# Input for this task:
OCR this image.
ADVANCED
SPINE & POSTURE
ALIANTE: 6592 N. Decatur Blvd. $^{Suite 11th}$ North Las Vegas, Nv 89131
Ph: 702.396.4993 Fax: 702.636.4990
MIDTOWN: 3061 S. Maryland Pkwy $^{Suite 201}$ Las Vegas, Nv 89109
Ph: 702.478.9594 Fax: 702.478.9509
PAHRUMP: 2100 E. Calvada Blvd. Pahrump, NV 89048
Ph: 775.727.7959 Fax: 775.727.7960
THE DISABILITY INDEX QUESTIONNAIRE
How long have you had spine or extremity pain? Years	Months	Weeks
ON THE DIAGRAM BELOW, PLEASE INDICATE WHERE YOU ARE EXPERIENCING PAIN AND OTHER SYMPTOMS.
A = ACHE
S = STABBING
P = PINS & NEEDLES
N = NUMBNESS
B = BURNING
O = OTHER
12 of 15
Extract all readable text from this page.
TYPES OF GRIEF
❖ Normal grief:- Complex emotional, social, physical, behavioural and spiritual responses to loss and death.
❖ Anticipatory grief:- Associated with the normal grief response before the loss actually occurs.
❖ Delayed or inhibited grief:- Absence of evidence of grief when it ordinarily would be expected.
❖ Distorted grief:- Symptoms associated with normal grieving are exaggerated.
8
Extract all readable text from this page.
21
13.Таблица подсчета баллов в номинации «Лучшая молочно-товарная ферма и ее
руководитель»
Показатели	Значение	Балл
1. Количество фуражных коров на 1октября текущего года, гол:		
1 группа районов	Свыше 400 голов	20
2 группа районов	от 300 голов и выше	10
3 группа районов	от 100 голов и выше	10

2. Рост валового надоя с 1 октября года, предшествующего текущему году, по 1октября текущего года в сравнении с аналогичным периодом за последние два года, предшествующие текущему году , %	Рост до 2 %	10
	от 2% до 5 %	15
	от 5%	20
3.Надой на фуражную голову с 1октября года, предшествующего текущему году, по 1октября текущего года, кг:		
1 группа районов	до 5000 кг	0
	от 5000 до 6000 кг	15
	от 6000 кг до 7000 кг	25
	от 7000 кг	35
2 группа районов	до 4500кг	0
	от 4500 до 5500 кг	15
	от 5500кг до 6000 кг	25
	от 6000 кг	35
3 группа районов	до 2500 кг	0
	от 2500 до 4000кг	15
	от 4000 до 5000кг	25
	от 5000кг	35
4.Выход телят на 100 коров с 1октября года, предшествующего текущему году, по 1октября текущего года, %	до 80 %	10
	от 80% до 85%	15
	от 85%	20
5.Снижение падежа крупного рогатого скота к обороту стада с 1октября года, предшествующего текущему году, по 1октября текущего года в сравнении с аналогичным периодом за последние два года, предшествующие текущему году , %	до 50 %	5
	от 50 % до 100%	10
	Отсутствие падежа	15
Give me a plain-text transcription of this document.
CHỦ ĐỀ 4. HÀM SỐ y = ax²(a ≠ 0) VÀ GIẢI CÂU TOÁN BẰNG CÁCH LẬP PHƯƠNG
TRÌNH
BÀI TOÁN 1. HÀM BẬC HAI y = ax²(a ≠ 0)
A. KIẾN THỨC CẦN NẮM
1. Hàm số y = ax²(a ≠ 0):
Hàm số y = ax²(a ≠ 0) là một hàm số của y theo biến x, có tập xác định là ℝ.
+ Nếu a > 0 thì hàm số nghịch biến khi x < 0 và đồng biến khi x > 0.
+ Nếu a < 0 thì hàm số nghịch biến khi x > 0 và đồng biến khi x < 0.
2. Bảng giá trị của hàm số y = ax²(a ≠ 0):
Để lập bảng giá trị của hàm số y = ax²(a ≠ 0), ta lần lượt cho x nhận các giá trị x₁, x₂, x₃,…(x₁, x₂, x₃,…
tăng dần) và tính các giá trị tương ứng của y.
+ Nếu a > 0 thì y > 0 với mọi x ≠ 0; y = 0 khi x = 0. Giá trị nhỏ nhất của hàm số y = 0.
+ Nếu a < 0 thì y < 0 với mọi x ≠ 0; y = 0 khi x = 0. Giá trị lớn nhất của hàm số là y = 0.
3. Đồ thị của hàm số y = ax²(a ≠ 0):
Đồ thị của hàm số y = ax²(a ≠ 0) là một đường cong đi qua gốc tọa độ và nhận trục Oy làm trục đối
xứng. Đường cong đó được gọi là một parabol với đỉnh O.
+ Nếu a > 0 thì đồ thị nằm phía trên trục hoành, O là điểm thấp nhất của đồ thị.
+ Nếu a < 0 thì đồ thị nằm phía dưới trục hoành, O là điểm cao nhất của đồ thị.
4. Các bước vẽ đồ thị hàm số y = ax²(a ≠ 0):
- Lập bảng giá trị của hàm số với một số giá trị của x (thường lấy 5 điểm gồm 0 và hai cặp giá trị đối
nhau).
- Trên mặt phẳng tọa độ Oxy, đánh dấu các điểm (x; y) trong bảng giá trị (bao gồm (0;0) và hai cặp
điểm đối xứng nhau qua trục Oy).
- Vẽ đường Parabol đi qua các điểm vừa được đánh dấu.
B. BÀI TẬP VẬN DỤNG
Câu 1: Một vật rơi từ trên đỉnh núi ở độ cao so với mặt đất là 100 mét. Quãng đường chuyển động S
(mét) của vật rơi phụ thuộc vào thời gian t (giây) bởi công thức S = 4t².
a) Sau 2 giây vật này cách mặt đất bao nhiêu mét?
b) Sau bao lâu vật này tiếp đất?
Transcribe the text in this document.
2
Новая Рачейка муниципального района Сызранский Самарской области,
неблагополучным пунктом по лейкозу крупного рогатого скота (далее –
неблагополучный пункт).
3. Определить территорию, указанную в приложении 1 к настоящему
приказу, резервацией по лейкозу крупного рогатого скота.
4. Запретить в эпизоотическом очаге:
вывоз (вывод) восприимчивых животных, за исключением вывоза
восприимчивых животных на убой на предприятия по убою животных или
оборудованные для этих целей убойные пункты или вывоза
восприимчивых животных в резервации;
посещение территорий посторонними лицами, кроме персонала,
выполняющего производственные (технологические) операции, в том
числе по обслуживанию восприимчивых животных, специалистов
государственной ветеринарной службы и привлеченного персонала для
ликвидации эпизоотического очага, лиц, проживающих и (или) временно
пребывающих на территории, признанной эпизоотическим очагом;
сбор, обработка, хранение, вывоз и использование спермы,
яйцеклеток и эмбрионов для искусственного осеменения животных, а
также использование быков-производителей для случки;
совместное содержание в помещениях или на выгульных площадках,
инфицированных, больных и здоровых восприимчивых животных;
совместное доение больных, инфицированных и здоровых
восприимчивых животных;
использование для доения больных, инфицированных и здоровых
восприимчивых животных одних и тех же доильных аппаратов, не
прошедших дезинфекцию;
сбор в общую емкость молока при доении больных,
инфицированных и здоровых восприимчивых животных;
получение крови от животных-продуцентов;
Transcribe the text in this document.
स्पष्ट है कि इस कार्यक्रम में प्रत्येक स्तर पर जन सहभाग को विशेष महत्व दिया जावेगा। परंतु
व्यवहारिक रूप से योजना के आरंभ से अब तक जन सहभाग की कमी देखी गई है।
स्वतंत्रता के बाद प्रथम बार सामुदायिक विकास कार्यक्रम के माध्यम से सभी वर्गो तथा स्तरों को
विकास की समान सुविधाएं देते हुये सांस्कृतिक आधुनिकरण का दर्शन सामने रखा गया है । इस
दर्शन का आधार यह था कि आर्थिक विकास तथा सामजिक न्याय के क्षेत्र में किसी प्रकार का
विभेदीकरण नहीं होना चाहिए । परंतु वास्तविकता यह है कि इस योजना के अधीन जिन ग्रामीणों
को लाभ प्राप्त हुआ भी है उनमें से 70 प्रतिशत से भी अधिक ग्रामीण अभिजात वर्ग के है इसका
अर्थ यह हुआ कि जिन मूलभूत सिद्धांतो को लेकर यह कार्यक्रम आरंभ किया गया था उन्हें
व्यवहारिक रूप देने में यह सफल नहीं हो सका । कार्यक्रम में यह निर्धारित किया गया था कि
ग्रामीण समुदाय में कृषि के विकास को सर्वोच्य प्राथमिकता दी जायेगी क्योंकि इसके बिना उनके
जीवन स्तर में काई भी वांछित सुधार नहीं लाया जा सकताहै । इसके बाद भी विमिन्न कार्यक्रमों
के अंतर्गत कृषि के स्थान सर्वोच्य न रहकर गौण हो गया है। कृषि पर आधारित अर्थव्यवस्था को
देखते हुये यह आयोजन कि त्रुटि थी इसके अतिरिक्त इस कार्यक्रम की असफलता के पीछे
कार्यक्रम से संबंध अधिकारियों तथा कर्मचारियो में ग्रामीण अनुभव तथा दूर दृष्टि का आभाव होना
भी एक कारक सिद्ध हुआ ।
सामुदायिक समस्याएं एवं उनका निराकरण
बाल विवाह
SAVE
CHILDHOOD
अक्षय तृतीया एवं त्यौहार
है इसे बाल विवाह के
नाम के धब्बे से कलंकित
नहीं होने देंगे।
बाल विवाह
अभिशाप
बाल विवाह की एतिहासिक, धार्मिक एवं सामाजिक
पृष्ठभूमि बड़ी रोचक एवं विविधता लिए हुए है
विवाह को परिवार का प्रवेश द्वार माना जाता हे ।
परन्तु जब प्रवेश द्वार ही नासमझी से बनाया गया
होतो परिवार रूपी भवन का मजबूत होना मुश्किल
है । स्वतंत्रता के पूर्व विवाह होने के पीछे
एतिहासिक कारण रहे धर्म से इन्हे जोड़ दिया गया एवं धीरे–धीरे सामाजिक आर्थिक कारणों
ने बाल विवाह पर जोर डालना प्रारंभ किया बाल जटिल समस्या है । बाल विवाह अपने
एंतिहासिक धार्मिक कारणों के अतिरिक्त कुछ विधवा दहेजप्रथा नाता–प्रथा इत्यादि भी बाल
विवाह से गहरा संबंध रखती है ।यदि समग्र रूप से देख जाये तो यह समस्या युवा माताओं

# The task:
Copy every line above that holds the word "использование".

# Correct response:
сбор, обработка, хранение, вывоз и использование спермы,
также использование быков-производителей для случки;
использование для доения больных, инфицированных и здоровых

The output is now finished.